-- START SELECTED EXTRACT --

Networking within AWS Nitro Enclaves: A Tale of Two Proxies

Networking within AWS Nitro Enclaves: A Tale of Two Proxies

Acknowledgments: Special thanks to Andrew Miller (SUAVE/Flashbots), David Dornseifer (AWS), Emile Baizel (AWS) and Justin Cormack (Docker) for taking the time to provide insights and feedback.


AWS Nitro Enclaves is a Trusted Execution Environment (TEE) implementation based on the AWS Nitro TPM security chip. It provides integrity and confidentiality guarantees for code and data running inside it where even the host instance running the enclave cannot tamper with the code or snoop into the data. These guarantees allow developers to securely outsource computation to third parties without fear of malicious behavior or data leaks and lie at the core of our Oyster platform.

The security does have a cost however. Enclaves have no connection to the outside world except a vsock interface that allows socket based communication with the host. This means any application that uses the network needs to be modified to use vsocks instead of IP sockets. This is easier said than done because any reasonably complex application uses networking libraries that assume the existence and usage of IP stacks. Networking libraries, especially high-level libraries like http servers/clients, that use vsocks are virtually non-existent in most languages. Simple command line utilities like curl and wget do not support vsock. Nor do essential programs like Caddy, Nginx, PostgreSQL, etc. All in all, rewriting applications and workflows to use vsocks is a gargantuan task.

Given this, we set out with one clear goal:

 "Applications should be able to run inside enclaves unmodified."

This means enabling the following:

- A network interface that’s usable by enclave applications

- Ability to listen to incoming connections from within the enclave

- Ability to connect to other applications from within the enclave

- Ability to listen to incoming connections from the Internet

- Ability to connect to other endpoints on the Internet

Running Start

The AWS docs are invaluable for understanding the nuts and bolts of developing applications for enclaves. The basic idea is to run applications inside the enclave that are vsock aware and run some proxies on the outside to enable bidirectional communication with specific endpoints.

While this approach works for greenfield applications, it has a few obvious limitations:

- Existing applications not written with vsocks in mind cannot be run inside enclaves

- The proxy connects only to a specific endpoint, meaning you need multiple proxies to connect to multiple endpoints

- The proxy needs to know the endpoint beforehand; it cannot be determined at run time

For Oyster, we needed to do much better to make writing applications for enclaves a nice seamless experience for traditional non-enclave developers.

-- END SELECTED EXTRACT --
-- START DATA LISTING --

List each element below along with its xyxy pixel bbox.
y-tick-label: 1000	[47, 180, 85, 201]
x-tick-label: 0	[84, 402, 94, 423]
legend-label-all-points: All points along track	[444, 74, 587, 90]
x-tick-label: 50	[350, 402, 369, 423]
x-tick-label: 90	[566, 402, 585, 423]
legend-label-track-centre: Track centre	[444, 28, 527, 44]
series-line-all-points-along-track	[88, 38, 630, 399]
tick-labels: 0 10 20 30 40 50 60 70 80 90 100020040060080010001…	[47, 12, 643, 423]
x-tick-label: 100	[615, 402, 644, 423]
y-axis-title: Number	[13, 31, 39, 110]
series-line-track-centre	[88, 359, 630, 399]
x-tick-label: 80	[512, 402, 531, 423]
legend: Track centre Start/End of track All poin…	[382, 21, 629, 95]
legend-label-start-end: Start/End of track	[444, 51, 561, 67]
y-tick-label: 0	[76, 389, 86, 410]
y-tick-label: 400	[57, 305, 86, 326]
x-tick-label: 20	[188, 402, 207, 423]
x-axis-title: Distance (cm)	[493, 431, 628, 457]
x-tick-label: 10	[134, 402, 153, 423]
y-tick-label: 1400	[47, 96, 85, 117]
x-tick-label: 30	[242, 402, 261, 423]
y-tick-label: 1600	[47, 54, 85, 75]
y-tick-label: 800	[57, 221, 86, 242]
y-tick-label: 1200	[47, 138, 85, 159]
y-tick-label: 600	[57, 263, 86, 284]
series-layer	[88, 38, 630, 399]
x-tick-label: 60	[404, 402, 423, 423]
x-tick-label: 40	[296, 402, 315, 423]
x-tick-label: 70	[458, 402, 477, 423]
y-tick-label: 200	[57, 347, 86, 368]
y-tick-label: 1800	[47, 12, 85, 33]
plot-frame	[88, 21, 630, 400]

-- END DATA LISTING --

### WHAT TO DO:
In the Nitro Enclaves networking article, what is an enclave's only connection to the outside world? The lines have no connection to the text.

### TASK RESPONSE:
A vsock interface that allows socket-based communication with the host.